• What you should do:
Copy the records below exactly, leaving out every picture.

[Stored dataset items]
-.-.-

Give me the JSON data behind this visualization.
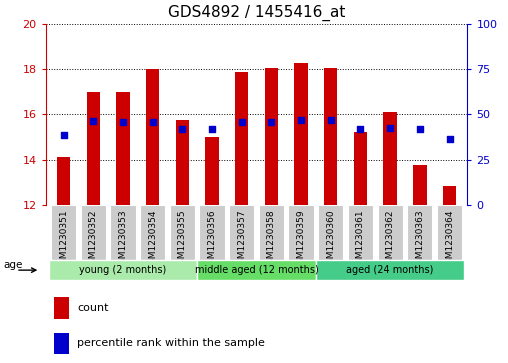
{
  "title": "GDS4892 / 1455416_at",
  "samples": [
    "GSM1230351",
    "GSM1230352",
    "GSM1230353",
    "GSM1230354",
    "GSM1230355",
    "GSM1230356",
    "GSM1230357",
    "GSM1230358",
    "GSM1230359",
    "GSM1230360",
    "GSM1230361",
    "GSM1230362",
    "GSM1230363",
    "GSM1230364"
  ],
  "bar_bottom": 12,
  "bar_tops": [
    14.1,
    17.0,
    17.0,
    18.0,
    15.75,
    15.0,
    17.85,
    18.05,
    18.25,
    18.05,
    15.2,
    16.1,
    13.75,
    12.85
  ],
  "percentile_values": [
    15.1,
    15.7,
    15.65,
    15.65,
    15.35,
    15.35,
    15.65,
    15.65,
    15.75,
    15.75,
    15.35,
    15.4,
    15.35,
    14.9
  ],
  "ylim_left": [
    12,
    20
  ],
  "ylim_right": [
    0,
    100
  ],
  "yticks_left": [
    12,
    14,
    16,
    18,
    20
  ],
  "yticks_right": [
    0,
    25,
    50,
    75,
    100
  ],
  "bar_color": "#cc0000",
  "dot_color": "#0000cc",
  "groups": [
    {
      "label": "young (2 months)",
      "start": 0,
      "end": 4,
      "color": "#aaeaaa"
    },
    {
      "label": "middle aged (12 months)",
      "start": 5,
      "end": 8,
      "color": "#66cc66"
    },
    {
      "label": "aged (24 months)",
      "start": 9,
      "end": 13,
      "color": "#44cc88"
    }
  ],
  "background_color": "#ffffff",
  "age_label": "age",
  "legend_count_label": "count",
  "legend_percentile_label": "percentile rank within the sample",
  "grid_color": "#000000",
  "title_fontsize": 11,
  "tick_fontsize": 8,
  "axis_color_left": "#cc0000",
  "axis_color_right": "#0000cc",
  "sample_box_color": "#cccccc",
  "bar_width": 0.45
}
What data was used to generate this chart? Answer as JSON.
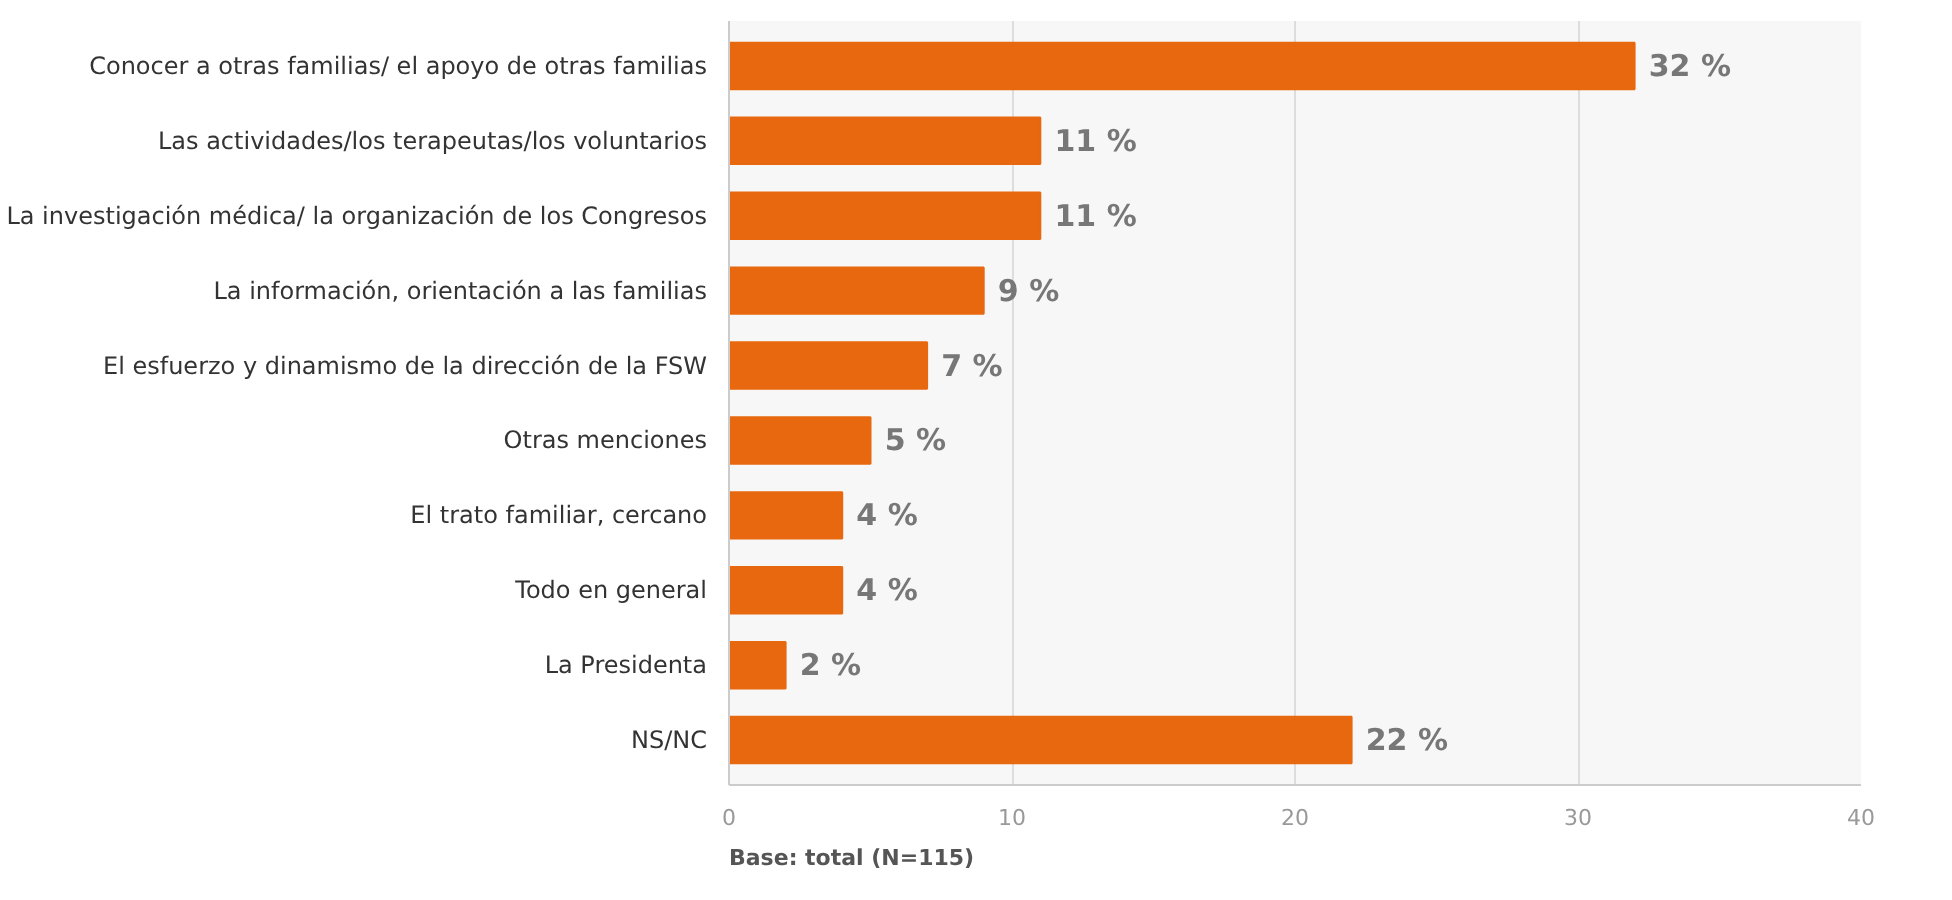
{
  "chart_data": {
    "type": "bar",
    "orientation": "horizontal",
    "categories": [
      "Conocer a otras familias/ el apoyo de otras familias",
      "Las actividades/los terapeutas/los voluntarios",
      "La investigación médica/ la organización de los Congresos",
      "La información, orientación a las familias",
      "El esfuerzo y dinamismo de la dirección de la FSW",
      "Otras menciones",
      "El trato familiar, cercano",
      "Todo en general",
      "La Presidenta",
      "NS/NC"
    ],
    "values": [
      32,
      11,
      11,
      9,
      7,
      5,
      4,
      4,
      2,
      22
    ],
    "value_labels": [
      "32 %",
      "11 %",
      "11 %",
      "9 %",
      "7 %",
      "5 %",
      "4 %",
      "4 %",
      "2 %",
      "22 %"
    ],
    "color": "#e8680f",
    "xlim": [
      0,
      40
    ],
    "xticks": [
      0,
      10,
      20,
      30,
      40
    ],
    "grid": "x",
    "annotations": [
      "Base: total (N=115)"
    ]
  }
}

-.-.-

• Problem solution:
Give me the JSON data behind this visualization.
{
  "title": "GDS4892 / 1455416_at",
  "samples": [
    "GSM1230351",
    "GSM1230352",
    "GSM1230353",
    "GSM1230354",
    "GSM1230355",
    "GSM1230356",
    "GSM1230357",
    "GSM1230358",
    "GSM1230359",
    "GSM1230360",
    "GSM1230361",
    "GSM1230362",
    "GSM1230363",
    "GSM1230364"
  ],
  "bar_bottom": 12,
  "bar_tops": [
    14.1,
    17.0,
    17.0,
    18.0,
    15.75,
    15.0,
    17.85,
    18.05,
    18.25,
    18.05,
    15.2,
    16.1,
    13.75,
    12.85
  ],
  "percentile_values": [
    15.1,
    15.7,
    15.65,
    15.65,
    15.35,
    15.35,
    15.65,
    15.65,
    15.75,
    15.75,
    15.35,
    15.4,
    15.35,
    14.9
  ],
  "ylim_left": [
    12,
    20
  ],
  "ylim_right": [
    0,
    100
  ],
  "yticks_left": [
    12,
    14,
    16,
    18,
    20
  ],
  "yticks_right": [
    0,
    25,
    50,
    75,
    100
  ],
  "bar_color": "#cc0000",
  "dot_color": "#0000cc",
  "groups": [
    {
      "label": "young (2 months)",
      "start": 0,
      "end": 4,
      "color": "#aaeaaa"
    },
    {
      "label": "middle aged (12 months)",
      "start": 5,
      "end": 8,
      "color": "#66cc66"
    },
    {
      "label": "aged (24 months)",
      "start": 9,
      "end": 13,
      "color": "#44cc88"
    }
  ],
  "background_color": "#ffffff",
  "age_label": "age",
  "legend_count_label": "count",
  "legend_percentile_label": "percentile rank within the sample",
  "grid_color": "#000000",
  "title_fontsize": 11,
  "tick_fontsize": 8,
  "axis_color_left": "#cc0000",
  "axis_color_right": "#0000cc",
  "sample_box_color": "#cccccc",
  "bar_width": 0.45
}
What data was used to generate this chart? Answer as JSON.
{
  "chart_data": {
    "type": "bar",
    "orientation": "horizontal",
    "categories": [
      "Conocer a otras familias/ el apoyo de otras familias",
      "Las actividades/los terapeutas/los voluntarios",
      "La investigación médica/ la organización de los Congresos",
      "La información, orientación a las familias",
      "El esfuerzo y dinamismo de la dirección de la FSW",
      "Otras menciones",
      "El trato familiar, cercano",
      "Todo en general",
      "La Presidenta",
      "NS/NC"
    ],
    "values": [
      32,
      11,
      11,
      9,
      7,
      5,
      4,
      4,
      2,
      22
    ],
    "value_labels": [
      "32 %",
      "11 %",
      "11 %",
      "9 %",
      "7 %",
      "5 %",
      "4 %",
      "4 %",
      "2 %",
      "22 %"
    ],
    "color": "#e8680f",
    "xlim": [
      0,
      40
    ],
    "xticks": [
      0,
      10,
      20,
      30,
      40
    ],
    "grid": "x",
    "annotations": [
      "Base: total (N=115)"
    ]
  }
}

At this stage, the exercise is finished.